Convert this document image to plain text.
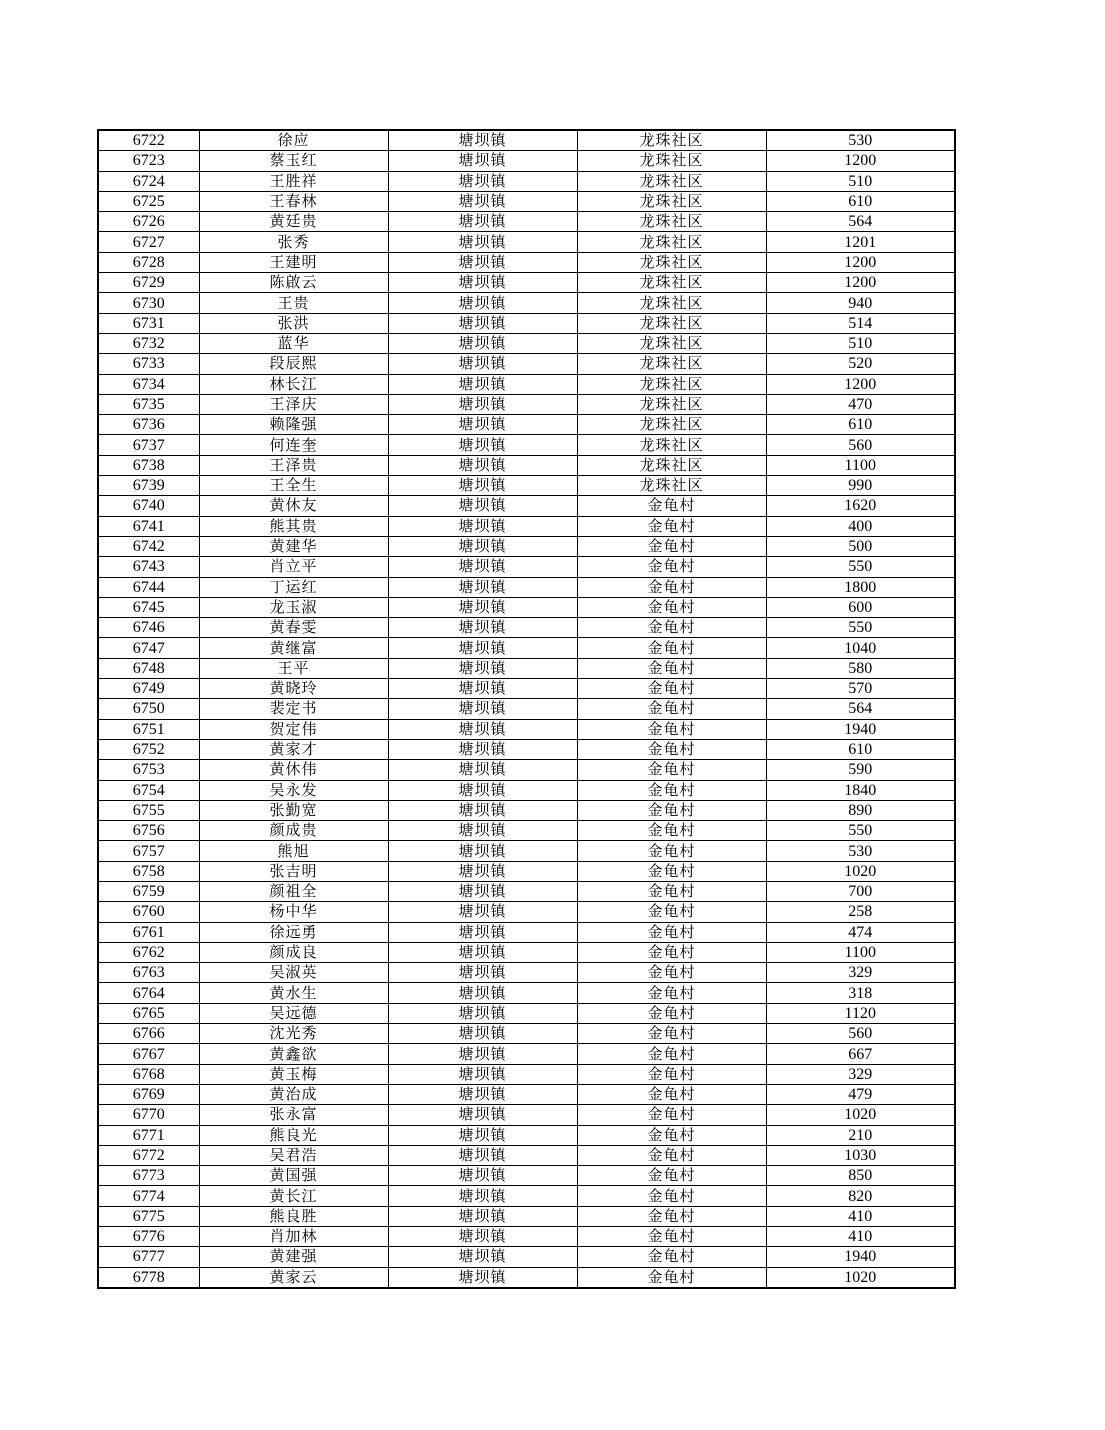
6722	徐应	塘坝镇	龙珠社区	530
6723	蔡玉红	塘坝镇	龙珠社区	1200
6724	王胜祥	塘坝镇	龙珠社区	510
6725	王春林	塘坝镇	龙珠社区	610
6726	黄廷贵	塘坝镇	龙珠社区	564
6727	张秀	塘坝镇	龙珠社区	1201
6728	王建明	塘坝镇	龙珠社区	1200
6729	陈啟云	塘坝镇	龙珠社区	1200
6730	王贵	塘坝镇	龙珠社区	940
6731	张洪	塘坝镇	龙珠社区	514
6732	蓝华	塘坝镇	龙珠社区	510
6733	段辰熙	塘坝镇	龙珠社区	520
6734	林长江	塘坝镇	龙珠社区	1200
6735	王泽庆	塘坝镇	龙珠社区	470
6736	赖隆强	塘坝镇	龙珠社区	610
6737	何连奎	塘坝镇	龙珠社区	560
6738	王泽贵	塘坝镇	龙珠社区	1100
6739	王全生	塘坝镇	龙珠社区	990
6740	黄休友	塘坝镇	金龟村	1620
6741	熊其贵	塘坝镇	金龟村	400
6742	黄建华	塘坝镇	金龟村	500
6743	肖立平	塘坝镇	金龟村	550
6744	丁运红	塘坝镇	金龟村	1800
6745	龙玉淑	塘坝镇	金龟村	600
6746	黄春雯	塘坝镇	金龟村	550
6747	黄继富	塘坝镇	金龟村	1040
6748	王平	塘坝镇	金龟村	580
6749	黄晓玲	塘坝镇	金龟村	570
6750	裴定书	塘坝镇	金龟村	564
6751	贺定伟	塘坝镇	金龟村	1940
6752	黄家才	塘坝镇	金龟村	610
6753	黄休伟	塘坝镇	金龟村	590
6754	吴永发	塘坝镇	金龟村	1840
6755	张勤宽	塘坝镇	金龟村	890
6756	颜成贵	塘坝镇	金龟村	550
6757	熊旭	塘坝镇	金龟村	530
6758	张吉明	塘坝镇	金龟村	1020
6759	颜祖全	塘坝镇	金龟村	700
6760	杨中华	塘坝镇	金龟村	258
6761	徐远勇	塘坝镇	金龟村	474
6762	颜成良	塘坝镇	金龟村	1100
6763	吴淑英	塘坝镇	金龟村	329
6764	黄水生	塘坝镇	金龟村	318
6765	吴远德	塘坝镇	金龟村	1120
6766	沈光秀	塘坝镇	金龟村	560
6767	黄鑫欲	塘坝镇	金龟村	667
6768	黄玉梅	塘坝镇	金龟村	329
6769	黄治成	塘坝镇	金龟村	479
6770	张永富	塘坝镇	金龟村	1020
6771	熊良光	塘坝镇	金龟村	210
6772	吴君浩	塘坝镇	金龟村	1030
6773	黄国强	塘坝镇	金龟村	850
6774	黄长江	塘坝镇	金龟村	820
6775	熊良胜	塘坝镇	金龟村	410
6776	肖加林	塘坝镇	金龟村	410
6777	黄建强	塘坝镇	金龟村	1940
6778	黄家云	塘坝镇	金龟村	1020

○ ○ ○ ○ ○ ○ ○

▶ Your objective
Omit pictures; set down the rest of the material word for word.

▶ Result of this task
Convert this document image to plain text.
6722	徐应	塘坝镇	龙珠社区	530
6723	蔡玉红	塘坝镇	龙珠社区	1200
6724	王胜祥	塘坝镇	龙珠社区	510
6725	王春林	塘坝镇	龙珠社区	610
6726	黄廷贵	塘坝镇	龙珠社区	564
6727	张秀	塘坝镇	龙珠社区	1201
6728	王建明	塘坝镇	龙珠社区	1200
6729	陈啟云	塘坝镇	龙珠社区	1200
6730	王贵	塘坝镇	龙珠社区	940
6731	张洪	塘坝镇	龙珠社区	514
6732	蓝华	塘坝镇	龙珠社区	510
6733	段辰熙	塘坝镇	龙珠社区	520
6734	林长江	塘坝镇	龙珠社区	1200
6735	王泽庆	塘坝镇	龙珠社区	470
6736	赖隆强	塘坝镇	龙珠社区	610
6737	何连奎	塘坝镇	龙珠社区	560
6738	王泽贵	塘坝镇	龙珠社区	1100
6739	王全生	塘坝镇	龙珠社区	990
6740	黄休友	塘坝镇	金龟村	1620
6741	熊其贵	塘坝镇	金龟村	400
6742	黄建华	塘坝镇	金龟村	500
6743	肖立平	塘坝镇	金龟村	550
6744	丁运红	塘坝镇	金龟村	1800
6745	龙玉淑	塘坝镇	金龟村	600
6746	黄春雯	塘坝镇	金龟村	550
6747	黄继富	塘坝镇	金龟村	1040
6748	王平	塘坝镇	金龟村	580
6749	黄晓玲	塘坝镇	金龟村	570
6750	裴定书	塘坝镇	金龟村	564
6751	贺定伟	塘坝镇	金龟村	1940
6752	黄家才	塘坝镇	金龟村	610
6753	黄休伟	塘坝镇	金龟村	590
6754	吴永发	塘坝镇	金龟村	1840
6755	张勤宽	塘坝镇	金龟村	890
6756	颜成贵	塘坝镇	金龟村	550
6757	熊旭	塘坝镇	金龟村	530
6758	张吉明	塘坝镇	金龟村	1020
6759	颜祖全	塘坝镇	金龟村	700
6760	杨中华	塘坝镇	金龟村	258
6761	徐远勇	塘坝镇	金龟村	474
6762	颜成良	塘坝镇	金龟村	1100
6763	吴淑英	塘坝镇	金龟村	329
6764	黄水生	塘坝镇	金龟村	318
6765	吴远德	塘坝镇	金龟村	1120
6766	沈光秀	塘坝镇	金龟村	560
6767	黄鑫欲	塘坝镇	金龟村	667
6768	黄玉梅	塘坝镇	金龟村	329
6769	黄治成	塘坝镇	金龟村	479
6770	张永富	塘坝镇	金龟村	1020
6771	熊良光	塘坝镇	金龟村	210
6772	吴君浩	塘坝镇	金龟村	1030
6773	黄国强	塘坝镇	金龟村	850
6774	黄长江	塘坝镇	金龟村	820
6775	熊良胜	塘坝镇	金龟村	410
6776	肖加林	塘坝镇	金龟村	410
6777	黄建强	塘坝镇	金龟村	1940
6778	黄家云	塘坝镇	金龟村	1020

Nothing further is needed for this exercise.